Exercise instructions – Check each line of the listing below for the word "research" and say how many lines have it. Nothing else should be written.

Information shown –
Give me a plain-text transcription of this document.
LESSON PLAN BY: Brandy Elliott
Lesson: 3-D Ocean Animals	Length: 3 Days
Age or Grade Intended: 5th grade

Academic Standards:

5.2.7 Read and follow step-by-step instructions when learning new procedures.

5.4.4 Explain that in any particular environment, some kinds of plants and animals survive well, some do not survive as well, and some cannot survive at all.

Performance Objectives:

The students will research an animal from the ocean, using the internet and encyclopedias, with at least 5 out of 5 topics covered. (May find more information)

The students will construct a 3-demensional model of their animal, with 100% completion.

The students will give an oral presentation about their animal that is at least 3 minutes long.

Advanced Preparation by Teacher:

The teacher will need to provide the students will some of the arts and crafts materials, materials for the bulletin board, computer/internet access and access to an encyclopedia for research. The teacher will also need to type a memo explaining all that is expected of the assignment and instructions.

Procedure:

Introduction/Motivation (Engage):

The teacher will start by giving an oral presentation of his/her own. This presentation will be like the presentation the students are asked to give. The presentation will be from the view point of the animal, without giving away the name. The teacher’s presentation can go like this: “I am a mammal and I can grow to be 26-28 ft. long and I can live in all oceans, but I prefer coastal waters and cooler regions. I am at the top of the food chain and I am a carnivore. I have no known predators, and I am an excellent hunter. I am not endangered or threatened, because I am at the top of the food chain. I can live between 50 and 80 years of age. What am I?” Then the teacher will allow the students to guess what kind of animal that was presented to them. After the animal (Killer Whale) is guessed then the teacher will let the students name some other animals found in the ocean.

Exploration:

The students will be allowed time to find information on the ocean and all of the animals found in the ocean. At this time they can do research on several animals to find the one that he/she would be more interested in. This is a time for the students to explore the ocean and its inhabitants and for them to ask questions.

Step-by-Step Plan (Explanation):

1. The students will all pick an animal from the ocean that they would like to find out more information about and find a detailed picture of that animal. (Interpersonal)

---

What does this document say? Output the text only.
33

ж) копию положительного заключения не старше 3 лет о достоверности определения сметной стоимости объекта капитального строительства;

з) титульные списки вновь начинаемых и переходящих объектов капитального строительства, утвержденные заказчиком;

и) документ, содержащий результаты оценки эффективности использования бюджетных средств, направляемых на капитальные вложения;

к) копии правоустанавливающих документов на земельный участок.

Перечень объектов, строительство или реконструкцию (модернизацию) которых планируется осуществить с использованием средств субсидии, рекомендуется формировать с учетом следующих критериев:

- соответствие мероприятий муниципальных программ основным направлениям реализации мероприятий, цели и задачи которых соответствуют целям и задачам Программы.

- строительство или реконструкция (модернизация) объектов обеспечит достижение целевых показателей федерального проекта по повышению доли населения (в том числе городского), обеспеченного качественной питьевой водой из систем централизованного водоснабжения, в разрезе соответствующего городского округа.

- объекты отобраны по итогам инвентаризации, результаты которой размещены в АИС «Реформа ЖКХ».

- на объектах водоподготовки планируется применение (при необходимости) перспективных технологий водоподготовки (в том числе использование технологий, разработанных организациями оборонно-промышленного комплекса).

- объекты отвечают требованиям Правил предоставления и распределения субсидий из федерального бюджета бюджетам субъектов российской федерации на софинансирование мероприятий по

==

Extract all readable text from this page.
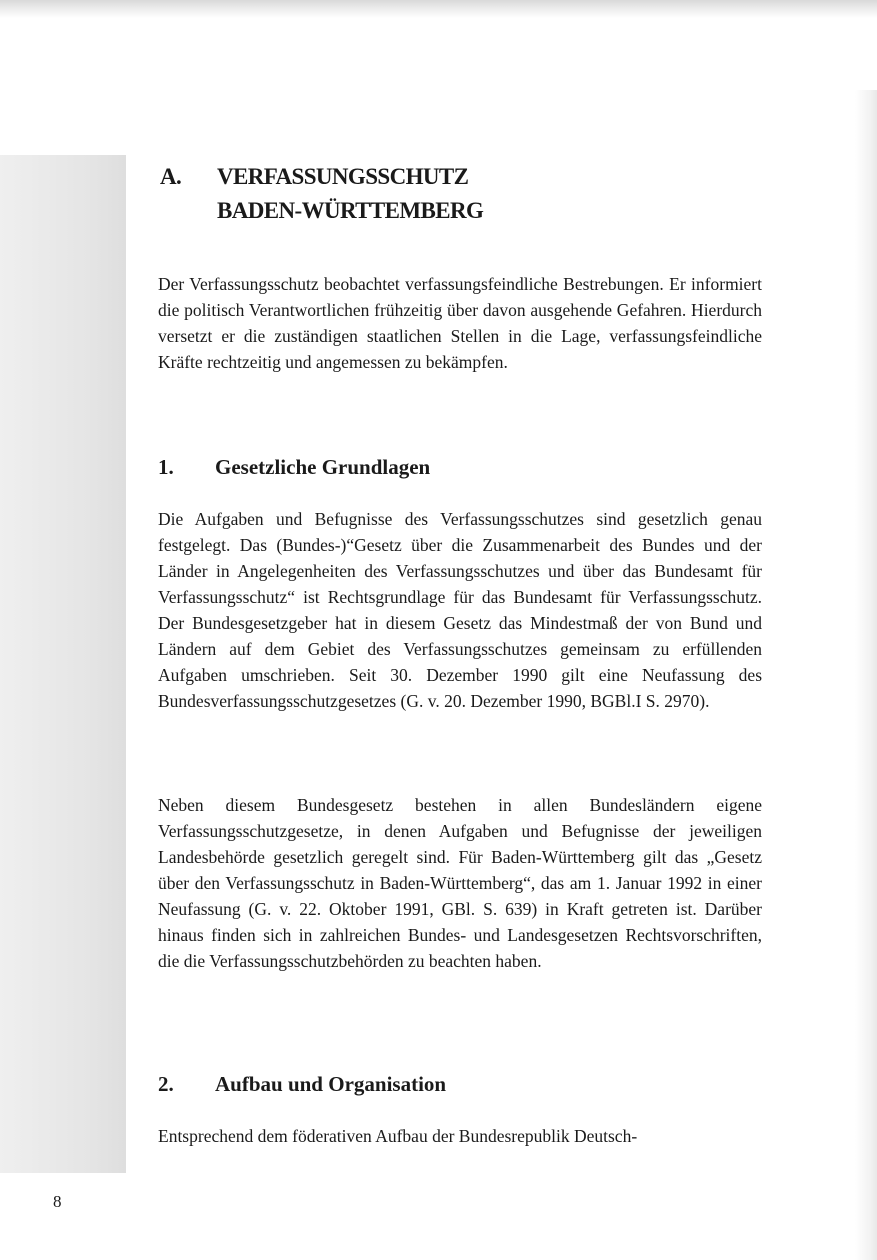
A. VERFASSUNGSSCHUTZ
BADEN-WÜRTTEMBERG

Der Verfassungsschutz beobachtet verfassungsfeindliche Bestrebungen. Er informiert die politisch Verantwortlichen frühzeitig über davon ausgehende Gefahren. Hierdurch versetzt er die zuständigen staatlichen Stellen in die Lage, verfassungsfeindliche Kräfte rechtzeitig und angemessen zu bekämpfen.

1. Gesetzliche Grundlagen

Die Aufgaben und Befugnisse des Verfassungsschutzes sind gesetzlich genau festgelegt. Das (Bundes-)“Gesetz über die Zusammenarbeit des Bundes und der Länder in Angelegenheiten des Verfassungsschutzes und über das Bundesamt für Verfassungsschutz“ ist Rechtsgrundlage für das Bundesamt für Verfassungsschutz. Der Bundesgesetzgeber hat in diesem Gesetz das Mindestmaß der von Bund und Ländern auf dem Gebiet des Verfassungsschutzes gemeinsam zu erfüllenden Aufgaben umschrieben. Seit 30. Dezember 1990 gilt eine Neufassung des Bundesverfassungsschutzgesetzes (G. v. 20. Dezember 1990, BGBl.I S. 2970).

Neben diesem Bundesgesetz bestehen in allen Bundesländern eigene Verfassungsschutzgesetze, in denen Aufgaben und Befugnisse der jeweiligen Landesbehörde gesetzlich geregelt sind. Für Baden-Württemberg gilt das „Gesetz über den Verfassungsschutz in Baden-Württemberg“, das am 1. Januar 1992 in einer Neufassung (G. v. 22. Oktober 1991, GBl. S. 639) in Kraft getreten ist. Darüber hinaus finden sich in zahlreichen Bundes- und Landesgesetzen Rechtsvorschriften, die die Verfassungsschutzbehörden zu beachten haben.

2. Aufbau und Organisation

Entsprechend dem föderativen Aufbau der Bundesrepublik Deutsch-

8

Task answer – 3